**Dataset excerpts**
####
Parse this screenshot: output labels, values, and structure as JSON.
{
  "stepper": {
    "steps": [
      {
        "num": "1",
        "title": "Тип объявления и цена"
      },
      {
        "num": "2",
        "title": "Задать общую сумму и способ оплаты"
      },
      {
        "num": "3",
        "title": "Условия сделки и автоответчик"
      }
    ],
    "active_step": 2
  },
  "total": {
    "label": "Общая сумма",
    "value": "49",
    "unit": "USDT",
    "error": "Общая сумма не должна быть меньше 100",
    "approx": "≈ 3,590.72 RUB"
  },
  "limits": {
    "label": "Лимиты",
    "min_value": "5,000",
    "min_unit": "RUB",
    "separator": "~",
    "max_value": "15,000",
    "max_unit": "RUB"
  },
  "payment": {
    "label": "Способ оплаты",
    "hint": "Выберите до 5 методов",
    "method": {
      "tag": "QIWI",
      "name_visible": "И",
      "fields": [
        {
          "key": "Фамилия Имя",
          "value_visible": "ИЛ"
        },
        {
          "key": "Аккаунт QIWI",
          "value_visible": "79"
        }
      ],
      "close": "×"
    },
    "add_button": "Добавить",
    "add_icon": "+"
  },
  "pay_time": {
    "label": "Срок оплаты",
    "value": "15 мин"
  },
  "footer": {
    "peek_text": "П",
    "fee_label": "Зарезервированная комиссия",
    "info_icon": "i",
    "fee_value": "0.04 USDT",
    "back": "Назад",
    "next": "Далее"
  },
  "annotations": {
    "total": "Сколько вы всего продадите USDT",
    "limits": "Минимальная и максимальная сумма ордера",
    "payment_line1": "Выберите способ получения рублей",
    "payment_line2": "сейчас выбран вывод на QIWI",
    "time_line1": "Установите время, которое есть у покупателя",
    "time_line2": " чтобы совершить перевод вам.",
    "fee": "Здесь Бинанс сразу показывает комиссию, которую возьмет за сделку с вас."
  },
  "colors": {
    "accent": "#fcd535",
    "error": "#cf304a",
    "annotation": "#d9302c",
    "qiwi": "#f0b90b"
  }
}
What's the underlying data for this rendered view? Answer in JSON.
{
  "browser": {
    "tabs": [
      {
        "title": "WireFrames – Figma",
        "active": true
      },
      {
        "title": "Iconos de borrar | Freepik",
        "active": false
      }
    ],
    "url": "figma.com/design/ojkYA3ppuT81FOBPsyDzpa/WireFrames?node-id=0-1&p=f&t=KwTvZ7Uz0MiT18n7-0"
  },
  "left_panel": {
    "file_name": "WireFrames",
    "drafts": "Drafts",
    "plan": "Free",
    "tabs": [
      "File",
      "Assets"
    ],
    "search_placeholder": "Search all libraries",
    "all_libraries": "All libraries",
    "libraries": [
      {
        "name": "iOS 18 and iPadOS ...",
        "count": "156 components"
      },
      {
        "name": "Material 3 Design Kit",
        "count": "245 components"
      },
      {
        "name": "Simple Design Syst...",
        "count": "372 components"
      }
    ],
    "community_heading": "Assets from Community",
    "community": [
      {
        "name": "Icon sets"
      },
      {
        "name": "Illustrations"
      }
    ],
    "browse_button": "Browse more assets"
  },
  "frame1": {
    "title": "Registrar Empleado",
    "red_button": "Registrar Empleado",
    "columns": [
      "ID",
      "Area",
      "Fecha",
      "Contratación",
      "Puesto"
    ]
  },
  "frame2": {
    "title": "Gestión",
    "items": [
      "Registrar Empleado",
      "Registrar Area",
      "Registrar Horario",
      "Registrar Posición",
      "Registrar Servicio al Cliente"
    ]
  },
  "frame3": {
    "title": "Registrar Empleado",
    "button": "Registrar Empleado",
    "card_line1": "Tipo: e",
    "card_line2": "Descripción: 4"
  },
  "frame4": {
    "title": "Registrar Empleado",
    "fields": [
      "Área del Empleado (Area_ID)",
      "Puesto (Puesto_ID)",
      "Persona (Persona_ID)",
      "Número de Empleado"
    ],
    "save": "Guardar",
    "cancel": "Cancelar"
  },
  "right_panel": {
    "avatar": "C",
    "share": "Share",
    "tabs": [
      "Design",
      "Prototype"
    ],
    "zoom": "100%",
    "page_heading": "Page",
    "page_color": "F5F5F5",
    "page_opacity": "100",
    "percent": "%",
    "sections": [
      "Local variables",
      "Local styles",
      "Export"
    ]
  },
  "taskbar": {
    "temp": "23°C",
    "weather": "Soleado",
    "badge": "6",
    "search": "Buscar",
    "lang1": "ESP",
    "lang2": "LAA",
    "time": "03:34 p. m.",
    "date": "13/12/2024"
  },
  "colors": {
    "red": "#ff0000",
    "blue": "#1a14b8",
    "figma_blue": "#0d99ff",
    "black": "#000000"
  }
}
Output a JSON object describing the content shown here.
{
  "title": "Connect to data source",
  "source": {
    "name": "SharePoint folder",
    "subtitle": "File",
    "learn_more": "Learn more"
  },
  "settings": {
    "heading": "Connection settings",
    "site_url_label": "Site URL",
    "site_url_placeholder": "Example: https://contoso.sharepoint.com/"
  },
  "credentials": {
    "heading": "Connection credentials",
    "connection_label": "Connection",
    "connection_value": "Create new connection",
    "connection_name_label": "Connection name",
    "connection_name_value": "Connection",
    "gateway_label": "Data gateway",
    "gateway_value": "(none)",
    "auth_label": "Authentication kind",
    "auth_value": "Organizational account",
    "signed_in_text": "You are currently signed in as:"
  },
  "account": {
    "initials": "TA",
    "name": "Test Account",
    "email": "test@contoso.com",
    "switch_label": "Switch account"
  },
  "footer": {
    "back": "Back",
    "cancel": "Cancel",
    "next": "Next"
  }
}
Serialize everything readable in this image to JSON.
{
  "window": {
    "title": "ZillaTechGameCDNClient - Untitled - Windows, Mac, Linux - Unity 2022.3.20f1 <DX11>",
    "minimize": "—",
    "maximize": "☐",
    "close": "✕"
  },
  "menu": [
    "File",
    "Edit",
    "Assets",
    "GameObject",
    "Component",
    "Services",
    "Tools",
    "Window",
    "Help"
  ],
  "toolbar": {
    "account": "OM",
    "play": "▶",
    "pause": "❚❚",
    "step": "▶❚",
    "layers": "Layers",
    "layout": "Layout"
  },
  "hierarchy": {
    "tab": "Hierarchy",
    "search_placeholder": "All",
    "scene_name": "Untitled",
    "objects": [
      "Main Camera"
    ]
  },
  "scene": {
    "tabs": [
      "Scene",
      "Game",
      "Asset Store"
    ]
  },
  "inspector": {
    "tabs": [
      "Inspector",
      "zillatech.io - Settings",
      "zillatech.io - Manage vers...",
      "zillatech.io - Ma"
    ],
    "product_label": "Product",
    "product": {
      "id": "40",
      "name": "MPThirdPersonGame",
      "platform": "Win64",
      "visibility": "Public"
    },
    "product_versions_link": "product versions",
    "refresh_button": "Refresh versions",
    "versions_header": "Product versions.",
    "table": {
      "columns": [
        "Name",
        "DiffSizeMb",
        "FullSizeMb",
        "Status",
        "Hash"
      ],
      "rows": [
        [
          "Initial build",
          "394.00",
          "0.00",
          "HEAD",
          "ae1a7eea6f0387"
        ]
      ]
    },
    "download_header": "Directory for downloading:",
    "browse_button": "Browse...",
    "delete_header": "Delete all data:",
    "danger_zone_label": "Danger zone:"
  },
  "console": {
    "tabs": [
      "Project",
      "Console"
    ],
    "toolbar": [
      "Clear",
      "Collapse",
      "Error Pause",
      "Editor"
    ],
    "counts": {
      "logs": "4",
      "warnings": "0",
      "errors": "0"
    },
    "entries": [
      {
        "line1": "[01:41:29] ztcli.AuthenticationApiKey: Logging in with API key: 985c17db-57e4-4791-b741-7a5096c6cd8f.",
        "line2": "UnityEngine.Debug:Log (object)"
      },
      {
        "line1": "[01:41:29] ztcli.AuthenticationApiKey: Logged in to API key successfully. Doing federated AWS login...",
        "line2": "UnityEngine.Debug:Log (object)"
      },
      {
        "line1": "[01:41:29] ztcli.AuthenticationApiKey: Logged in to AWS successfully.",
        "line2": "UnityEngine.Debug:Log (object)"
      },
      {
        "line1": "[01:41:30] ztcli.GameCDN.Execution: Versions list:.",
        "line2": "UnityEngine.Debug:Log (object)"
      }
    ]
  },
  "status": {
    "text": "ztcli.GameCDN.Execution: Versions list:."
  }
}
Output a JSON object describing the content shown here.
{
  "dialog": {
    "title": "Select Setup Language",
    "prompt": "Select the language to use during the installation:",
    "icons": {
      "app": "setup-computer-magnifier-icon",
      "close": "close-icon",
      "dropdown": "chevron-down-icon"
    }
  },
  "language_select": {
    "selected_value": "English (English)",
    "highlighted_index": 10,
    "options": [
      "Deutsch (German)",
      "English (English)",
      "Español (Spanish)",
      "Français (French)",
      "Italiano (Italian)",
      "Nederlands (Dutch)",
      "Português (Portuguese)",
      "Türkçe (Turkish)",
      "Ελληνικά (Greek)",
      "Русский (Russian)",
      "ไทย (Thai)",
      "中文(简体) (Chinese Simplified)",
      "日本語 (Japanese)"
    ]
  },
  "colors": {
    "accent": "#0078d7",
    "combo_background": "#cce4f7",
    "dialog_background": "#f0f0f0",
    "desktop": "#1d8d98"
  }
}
####
**Request**
Tally the lines of the preceding listing in which the word "successfully" appears; state nothing but the total.

**Result of this exercise**
2